▸ SUPPLIED DATA

--- start ---

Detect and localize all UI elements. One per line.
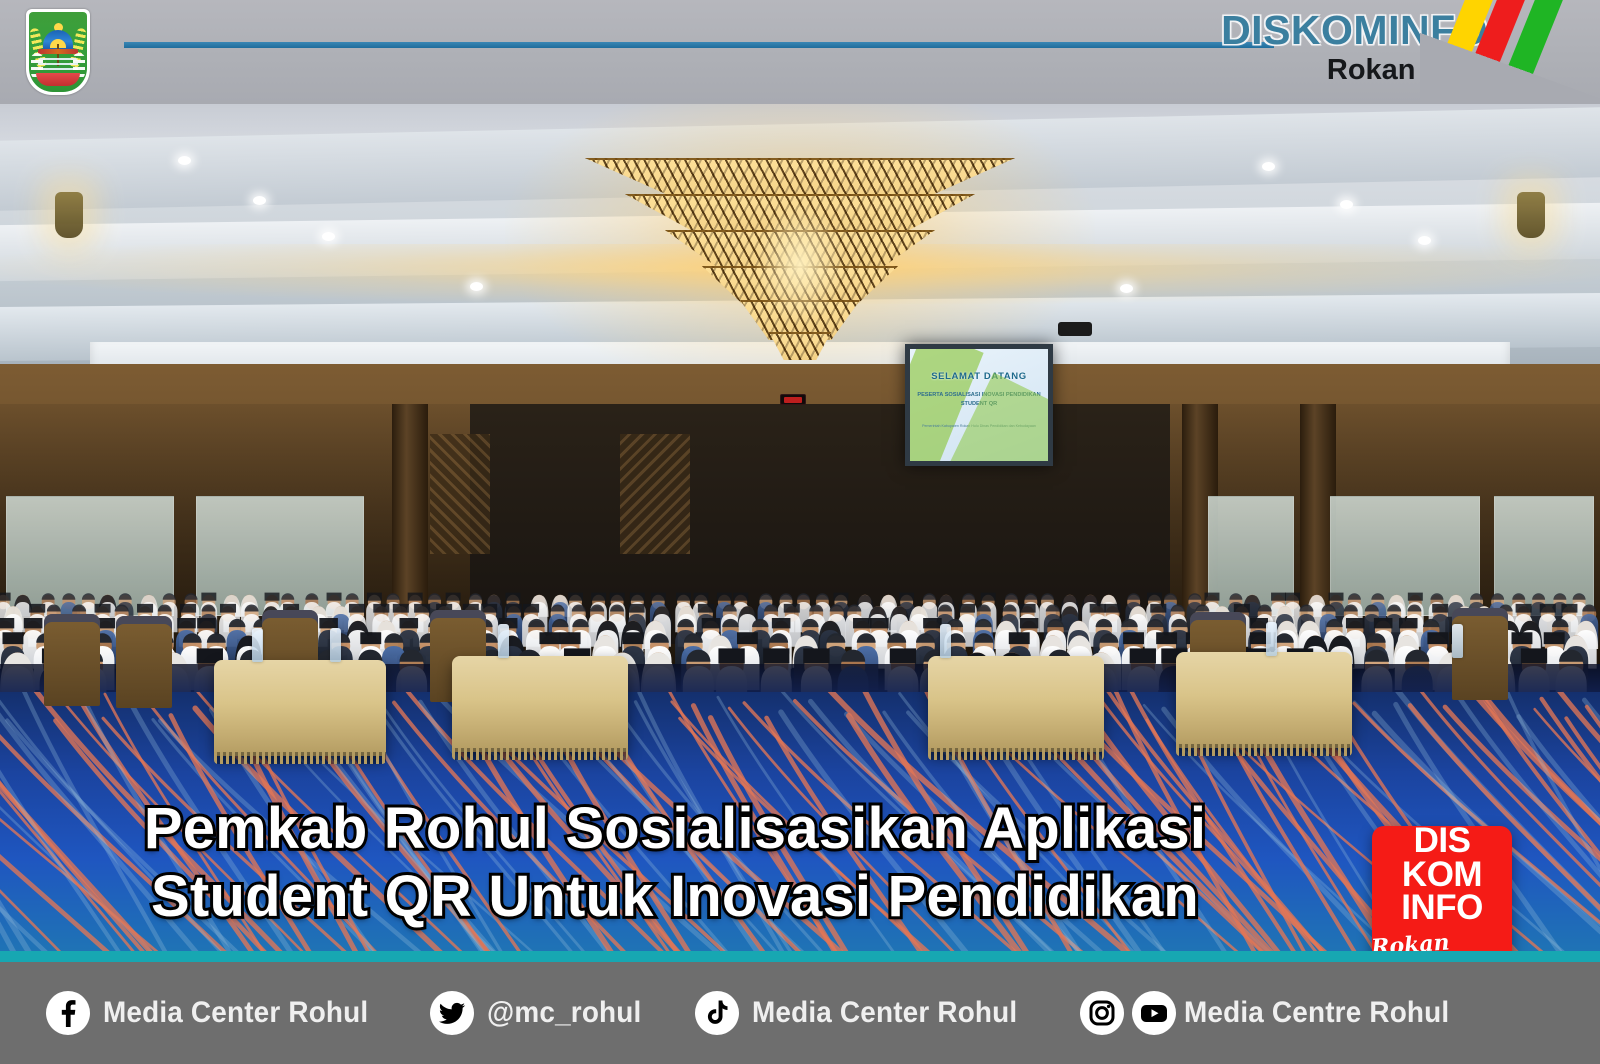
tiktok-icon <box>695 991 739 1035</box>
corner-ribbon-decoration <box>1420 0 1600 104</box>
social-footer: Media Center Rohul @mc_rohul Media Cente… <box>0 962 1600 1064</box>
wall-sconce-right <box>1517 192 1545 238</box>
headline-line-1: Pemkab Rohul Sosialisasikan Aplikasi <box>0 795 1350 863</box>
front-table <box>928 656 1104 752</box>
slide-subtitle: PESERTA SOSIALISASI INOVASI PENDIDIKAN S… <box>916 391 1042 409</box>
tiktok-label: Media Center Rohul <box>752 996 1017 1030</box>
social-facebook[interactable]: Media Center Rohul <box>46 991 388 1035</box>
digital-clock <box>780 394 806 405</box>
rokan-hulu-crest-icon <box>26 9 90 95</box>
slide-footnote: Pemerintah Kabupaten Rokan Hulu Dinas Pe… <box>916 423 1042 429</box>
news-card: DISKOMINFO Rokan Hulu <box>0 0 1600 1064</box>
page-header: DISKOMINFO Rokan Hulu <box>0 0 1600 104</box>
front-table <box>214 660 386 756</box>
wall-sconce-left <box>55 192 83 238</box>
banquet-chair <box>116 616 172 708</box>
headline-line-2: Student QR Untuk Inovasi Pendidikan <box>0 863 1350 931</box>
social-twitter[interactable]: @mc_rohul <box>430 991 653 1035</box>
projection-screen: SELAMAT DATANG PESERTA SOSIALISASI INOVA… <box>905 344 1053 466</box>
page-title: Pemkab Rohul Sosialisasikan Aplikasi Stu… <box>0 795 1350 931</box>
youtube-icon <box>1132 991 1176 1035</box>
chandelier <box>585 134 1015 364</box>
footer-accent-bar <box>0 951 1600 962</box>
instagram-youtube-label: Media Centre Rohul <box>1184 996 1449 1030</box>
badge-line-2: KOM <box>1402 858 1482 892</box>
badge-line-1: DIS <box>1414 824 1471 858</box>
twitter-label: @mc_rohul <box>487 996 641 1030</box>
front-table <box>1176 652 1352 748</box>
banquet-chair <box>44 614 100 706</box>
projector <box>1058 322 1092 336</box>
slide-title: SELAMAT DATANG <box>910 371 1048 382</box>
instagram-icon <box>1080 991 1124 1035</box>
front-table <box>452 656 628 752</box>
badge-line-3: INFO <box>1401 891 1483 925</box>
facebook-label: Media Center Rohul <box>103 996 368 1030</box>
header-rule <box>124 42 1274 48</box>
social-tiktok[interactable]: Media Center Rohul <box>695 991 1037 1035</box>
facebook-icon <box>46 991 90 1035</box>
twitter-icon <box>430 991 474 1035</box>
social-instagram-youtube[interactable]: Media Centre Rohul <box>1080 991 1469 1035</box>
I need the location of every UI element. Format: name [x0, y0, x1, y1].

--- end ---

▸ PROMPT
Copy the lines of the listing verbatim, starting at the line containing "tiktok-icon <box>695 991 739 1035</box>" and ending at the line containing "slide-subtitle: PESERTA SOSIALISASI", including both.

▸ TASK RESPONSE
tiktok-icon <box>695 991 739 1035</box>
corner-ribbon-decoration <box>1420 0 1600 104</box>
social-footer: Media Center Rohul @mc_rohul Media Cente… <box>0 962 1600 1064</box>
wall-sconce-right <box>1517 192 1545 238</box>
headline-line-1: Pemkab Rohul Sosialisasikan Aplikasi <box>0 795 1350 863</box>
front-table <box>928 656 1104 752</box>
slide-subtitle: PESERTA SOSIALISASI INOVASI PENDIDIKAN S… <box>916 391 1042 409</box>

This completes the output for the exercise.